Reproduce verbatim the stretch of items from the line containing "table-cell: 2: [214, 578, 222, 595]" through the line containing "bar-segment: [287, 36, 299, 47]".

A run of records
__________________________________________________

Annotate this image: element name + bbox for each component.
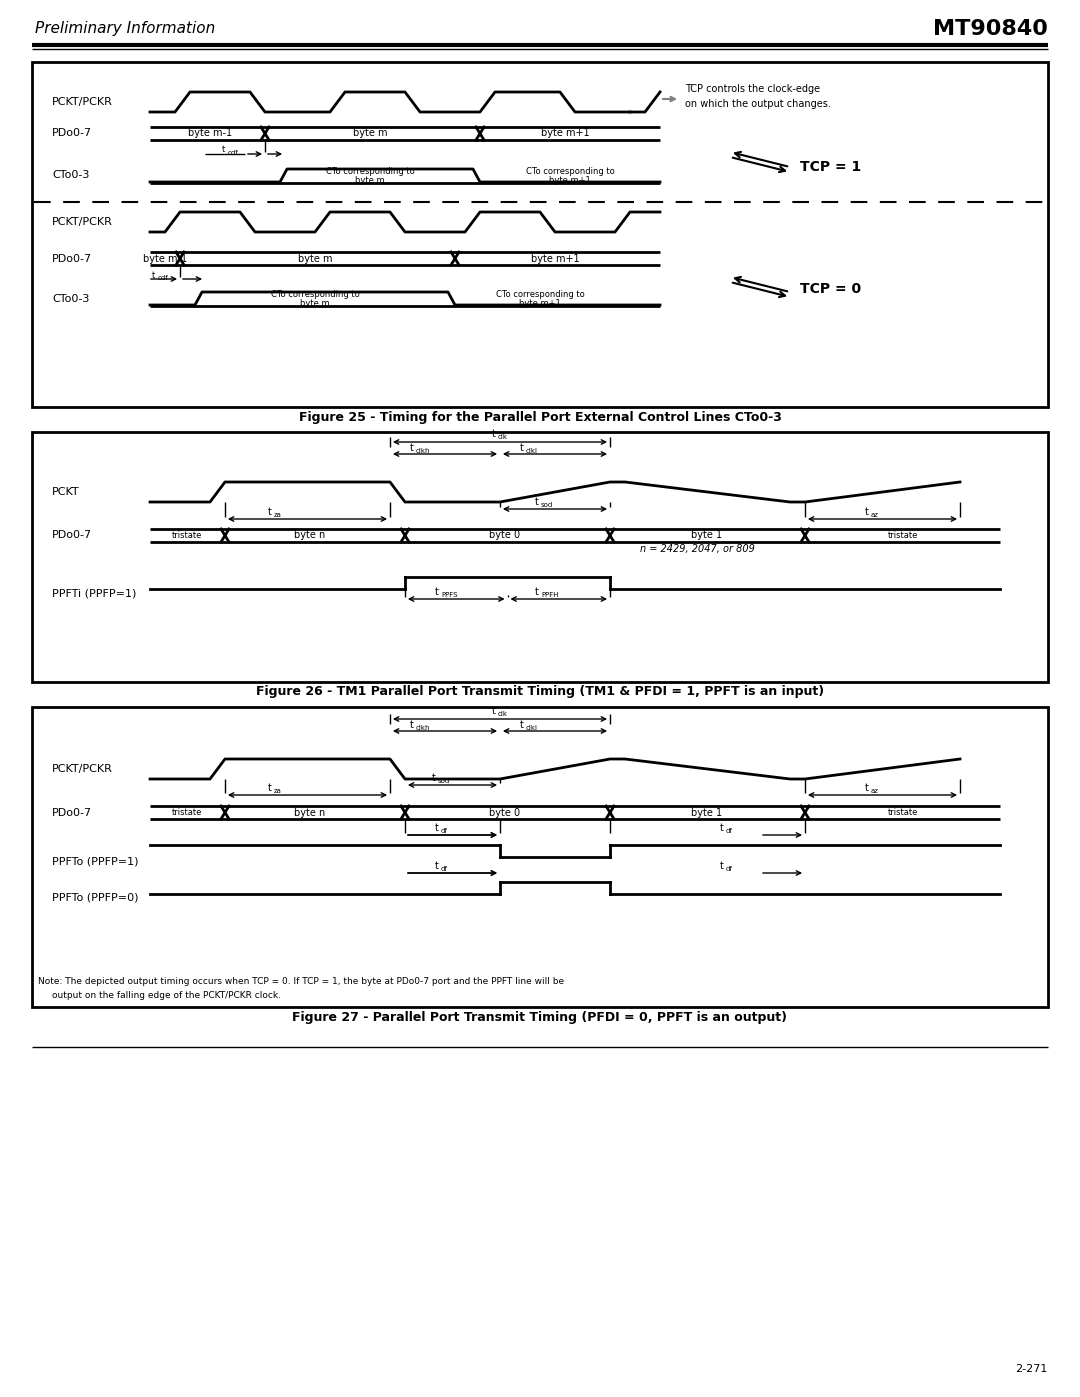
- Text: t: t: [865, 782, 869, 793]
- Text: t: t: [435, 823, 438, 833]
- Text: tristate: tristate: [888, 807, 918, 817]
- Text: t: t: [432, 773, 436, 782]
- Text: clk: clk: [498, 434, 508, 440]
- Text: TCP = 0: TCP = 0: [800, 282, 861, 296]
- Text: tristate: tristate: [888, 531, 918, 541]
- Text: az: az: [870, 511, 879, 518]
- Text: df: df: [441, 828, 448, 834]
- Text: PCKT/PCKR: PCKT/PCKR: [52, 764, 113, 774]
- Text: t: t: [865, 507, 869, 517]
- Text: clk: clk: [498, 711, 508, 717]
- Text: PDo0-7: PDo0-7: [52, 531, 92, 541]
- Text: Preliminary Information: Preliminary Information: [35, 21, 215, 36]
- Text: t: t: [268, 507, 272, 517]
- Text: byte n: byte n: [295, 531, 326, 541]
- Text: t: t: [519, 719, 524, 731]
- Text: byte m-1: byte m-1: [143, 253, 187, 264]
- Text: clkh: clkh: [416, 448, 431, 454]
- Text: t: t: [410, 719, 414, 731]
- Text: t: t: [492, 429, 496, 439]
- Text: Note: The depicted output timing occurs when TCP = 0. If TCP = 1, the byte at PD: Note: The depicted output timing occurs …: [38, 978, 564, 986]
- Text: za: za: [274, 788, 282, 793]
- Text: t: t: [535, 587, 539, 597]
- Text: byte 0: byte 0: [489, 531, 521, 541]
- Text: df: df: [726, 866, 733, 872]
- Text: cdf: cdf: [158, 275, 168, 281]
- Text: PPFTi (PPFP=1): PPFTi (PPFP=1): [52, 588, 136, 598]
- Text: byte 0: byte 0: [489, 807, 521, 817]
- Text: tristate: tristate: [172, 531, 202, 541]
- Text: PPFTo (PPFP=0): PPFTo (PPFP=0): [52, 893, 138, 902]
- Text: t: t: [268, 782, 272, 793]
- Text: byte m: byte m: [355, 176, 384, 184]
- Text: 2-271: 2-271: [1015, 1363, 1048, 1375]
- Text: on which the output changes.: on which the output changes.: [685, 99, 831, 109]
- Text: t: t: [410, 443, 414, 453]
- Text: byte 1: byte 1: [691, 807, 723, 817]
- Text: MT90840: MT90840: [933, 20, 1048, 39]
- Text: t: t: [435, 861, 438, 870]
- Text: byte m: byte m: [300, 299, 329, 307]
- Text: CTo corresponding to: CTo corresponding to: [326, 168, 415, 176]
- Text: tristate: tristate: [172, 807, 202, 817]
- Text: clkh: clkh: [416, 725, 431, 731]
- Text: byte m+1: byte m+1: [541, 129, 590, 138]
- Text: CTo corresponding to: CTo corresponding to: [526, 168, 615, 176]
- Text: byte m+1: byte m+1: [519, 299, 561, 307]
- Text: t: t: [519, 443, 524, 453]
- Text: Figure 25 - Timing for the Parallel Port External Control Lines CTo0-3: Figure 25 - Timing for the Parallel Port…: [298, 411, 782, 423]
- Text: t: t: [435, 587, 438, 597]
- Text: t: t: [222, 145, 226, 155]
- Bar: [32, 61, 1048, 407]
- Text: PDo0-7: PDo0-7: [52, 129, 92, 138]
- Text: byte m-1: byte m-1: [188, 129, 232, 138]
- Text: TCP = 1: TCP = 1: [800, 161, 861, 175]
- Text: cdf: cdf: [228, 149, 239, 156]
- Bar: [32, 707, 1048, 1007]
- Text: byte m: byte m: [353, 129, 388, 138]
- Text: sod: sod: [438, 778, 450, 784]
- Text: PCKT/PCKR: PCKT/PCKR: [52, 96, 113, 108]
- Text: za: za: [274, 511, 282, 518]
- Text: CTo0-3: CTo0-3: [52, 170, 90, 180]
- Text: PPFS: PPFS: [441, 592, 458, 598]
- Text: clkl: clkl: [526, 448, 538, 454]
- Text: t: t: [720, 823, 724, 833]
- Text: t: t: [535, 497, 539, 507]
- Text: CTo corresponding to: CTo corresponding to: [271, 291, 360, 299]
- Text: CTo0-3: CTo0-3: [52, 293, 90, 303]
- Text: PDo0-7: PDo0-7: [52, 253, 92, 264]
- Text: byte 1: byte 1: [691, 531, 723, 541]
- Text: byte m+1: byte m+1: [549, 176, 591, 184]
- Text: t: t: [492, 705, 496, 717]
- Text: az: az: [870, 788, 879, 793]
- Text: clkl: clkl: [526, 725, 538, 731]
- Text: byte n: byte n: [295, 807, 326, 817]
- Text: PDo0-7: PDo0-7: [52, 807, 92, 817]
- Text: PCKT/PCKR: PCKT/PCKR: [52, 217, 113, 226]
- Text: Figure 27 - Parallel Port Transmit Timing (PFDI = 0, PPFT is an output): Figure 27 - Parallel Port Transmit Timin…: [293, 1010, 787, 1024]
- Text: PPFTo (PPFP=1): PPFTo (PPFP=1): [52, 856, 138, 866]
- Text: t: t: [720, 861, 724, 870]
- Text: df: df: [441, 866, 448, 872]
- Bar: [32, 432, 1048, 682]
- Text: df: df: [726, 828, 733, 834]
- Text: n = 2429, 2047, or 809: n = 2429, 2047, or 809: [640, 543, 755, 555]
- Text: PCKT: PCKT: [52, 488, 80, 497]
- Text: sod: sod: [541, 502, 553, 509]
- Text: TCP controls the clock-edge: TCP controls the clock-edge: [685, 84, 820, 94]
- Text: CTo corresponding to: CTo corresponding to: [496, 291, 584, 299]
- Text: byte m+1: byte m+1: [530, 253, 579, 264]
- Text: PPFH: PPFH: [541, 592, 558, 598]
- Text: byte m: byte m: [298, 253, 333, 264]
- Text: t: t: [152, 271, 156, 279]
- Text: Figure 26 - TM1 Parallel Port Transmit Timing (TM1 & PFDI = 1, PPFT is an input): Figure 26 - TM1 Parallel Port Transmit T…: [256, 685, 824, 697]
- Text: output on the falling edge of the PCKT/PCKR clock.: output on the falling edge of the PCKT/P…: [52, 992, 281, 1000]
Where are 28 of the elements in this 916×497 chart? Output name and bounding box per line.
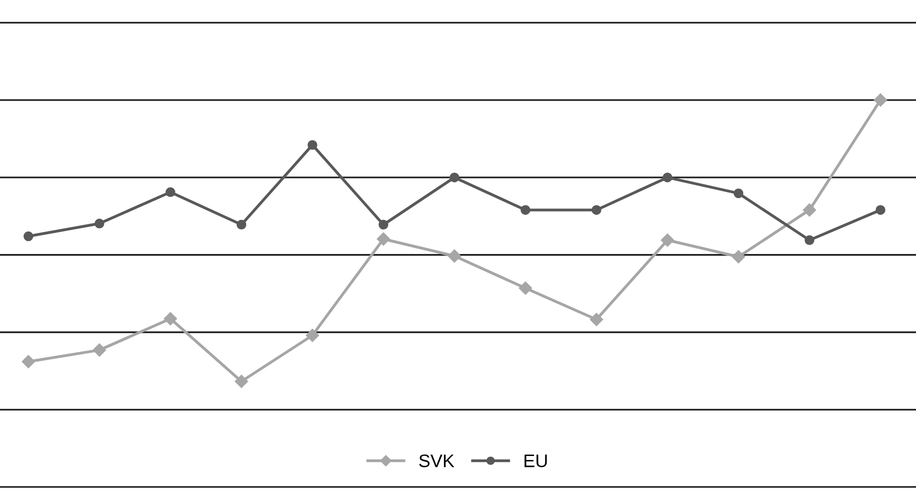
point (92, 343, 106, 357)
point (732, 250, 746, 264)
point (236, 220, 246, 230)
point (94, 218, 104, 228)
point (22, 355, 35, 368)
point (590, 312, 604, 326)
point (660, 234, 674, 247)
point (166, 187, 176, 198)
point (24, 231, 34, 242)
point (448, 249, 462, 263)
point (164, 312, 178, 326)
point (734, 188, 744, 198)
point (376, 232, 390, 246)
point (802, 203, 816, 217)
point (450, 172, 460, 182)
point (378, 220, 388, 230)
point (306, 328, 320, 342)
point (876, 205, 886, 215)
point (518, 282, 532, 295)
point (308, 140, 318, 150)
point (662, 172, 672, 182)
point (874, 93, 888, 107)
point (804, 235, 814, 246)
point (592, 205, 602, 215)
legend-label: EU (524, 454, 547, 468)
point (520, 205, 530, 215)
legend-label: SVK (419, 454, 454, 468)
point (234, 374, 248, 388)
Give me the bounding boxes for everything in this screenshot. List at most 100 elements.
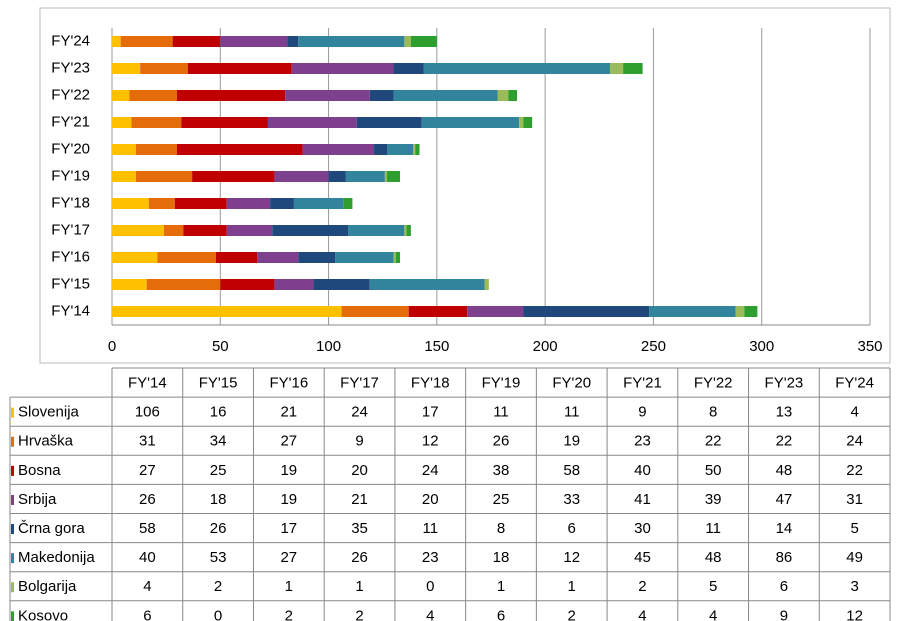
table-cell: 2: [214, 578, 222, 595]
bar-segment: [272, 225, 349, 236]
table-cell: 31: [846, 491, 863, 508]
x-tick-label: 250: [641, 338, 666, 355]
bar-segment: [112, 117, 132, 128]
table-cell: 0: [214, 607, 222, 621]
table-cell: 4: [426, 607, 434, 621]
table-header: FY'18: [411, 375, 450, 392]
bar-segment: [129, 90, 177, 101]
bar-segment: [287, 36, 299, 47]
bar-segment: [410, 36, 437, 47]
bar-segment: [146, 279, 221, 290]
table-cell: 17: [422, 404, 439, 421]
bar-segment: [135, 144, 177, 155]
table-cell: 25: [210, 462, 227, 479]
bar-segment: [735, 306, 745, 317]
bar-segment: [220, 279, 275, 290]
bar-segment: [267, 117, 357, 128]
table-cell: 11: [422, 520, 438, 537]
legend-label: Kosovo: [18, 607, 68, 621]
table-header: FY'23: [765, 375, 804, 392]
x-tick-label: 50: [212, 338, 229, 355]
table-cell: 24: [351, 404, 368, 421]
bar-segment: [384, 171, 388, 182]
y-tick-label: FY'19: [51, 167, 90, 184]
table-cell: 21: [351, 491, 368, 508]
table-cell: 22: [705, 433, 722, 450]
bar-segment: [395, 252, 401, 263]
bar-segment: [220, 36, 288, 47]
table-cell: 12: [563, 549, 580, 566]
legend-label: Hrvaška: [18, 433, 74, 450]
table-cell: 2: [285, 607, 293, 621]
bar-segment: [406, 225, 411, 236]
bar-segment: [183, 225, 227, 236]
table-header: FY'21: [623, 375, 662, 392]
table-cell: 18: [210, 491, 227, 508]
y-tick-label: FY'21: [51, 113, 90, 130]
table-cell: 6: [143, 607, 151, 621]
table-cell: 18: [493, 549, 510, 566]
bar-segment: [374, 144, 388, 155]
table-cell: 40: [139, 549, 156, 566]
table-cell: 41: [634, 491, 651, 508]
table-cell: 38: [493, 462, 510, 479]
bar-segment: [163, 225, 184, 236]
bar-segment: [519, 117, 524, 128]
bar-segment: [112, 90, 130, 101]
table-cell: 6: [497, 607, 505, 621]
bar-segment: [226, 198, 271, 209]
bar-segment: [393, 252, 396, 263]
bar-segment: [343, 198, 353, 209]
bar-segment: [293, 198, 344, 209]
bar-segment: [369, 90, 394, 101]
legend-label: Srbija: [18, 491, 57, 508]
legend-key: [11, 524, 14, 535]
bar-segment: [291, 63, 394, 74]
table-cell: 58: [563, 462, 580, 479]
table-cell: 3: [850, 578, 858, 595]
table-cell: 26: [210, 520, 227, 537]
y-tick-label: FY'15: [51, 275, 90, 292]
legend-key: [11, 436, 14, 447]
bar-segment: [274, 171, 329, 182]
bar-segment: [112, 225, 164, 236]
legend-key: [11, 582, 14, 593]
table-cell: 4: [709, 607, 717, 621]
table-cell: 1: [285, 578, 293, 595]
table-header: FY'15: [199, 375, 238, 392]
bar-segment: [274, 279, 314, 290]
table-cell: 2: [568, 607, 576, 621]
table-cell: 8: [709, 404, 717, 421]
bar-segment: [176, 90, 286, 101]
bar-segment: [172, 36, 221, 47]
bar-segment: [497, 90, 509, 101]
bar-segment: [348, 225, 405, 236]
bar-segment: [415, 144, 420, 155]
table-cell: 4: [638, 607, 646, 621]
y-tick-label: FY'22: [51, 86, 90, 103]
x-tick-label: 300: [749, 338, 774, 355]
table-cell: 11: [564, 404, 580, 421]
y-tick-label: FY'24: [51, 32, 90, 49]
table-cell: 48: [776, 462, 793, 479]
table-cell: 24: [846, 433, 863, 450]
y-tick-label: FY'16: [51, 248, 90, 265]
table-cell: 2: [638, 578, 646, 595]
legend-label: Bolgarija: [18, 578, 77, 595]
table-cell: 13: [776, 404, 793, 421]
table-cell: 22: [846, 462, 863, 479]
table-cell: 50: [705, 462, 722, 479]
x-tick-label: 150: [424, 338, 449, 355]
bar-segment: [192, 171, 275, 182]
bar-segment: [302, 144, 375, 155]
table-cell: 14: [776, 520, 793, 537]
table-cell: 6: [568, 520, 576, 537]
table-cell: 9: [780, 607, 788, 621]
bar-segment: [404, 225, 407, 236]
table-header: FY'16: [269, 375, 308, 392]
table-cell: 23: [422, 549, 439, 566]
table-cell: 5: [709, 578, 717, 595]
table-cell: 4: [143, 578, 151, 595]
bar-segment: [404, 36, 411, 47]
table-cell: 5: [850, 520, 858, 537]
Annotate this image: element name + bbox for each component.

__________________________________________________

RESPONSE -
table-cell: 2: [214, 578, 222, 595]
bar-segment: [272, 225, 349, 236]
table-cell: 31: [846, 491, 863, 508]
x-tick-label: 250: [641, 338, 666, 355]
bar-segment: [112, 117, 132, 128]
table-cell: 0: [214, 607, 222, 621]
table-cell: 4: [426, 607, 434, 621]
table-header: FY'18: [411, 375, 450, 392]
bar-segment: [129, 90, 177, 101]
bar-segment: [287, 36, 299, 47]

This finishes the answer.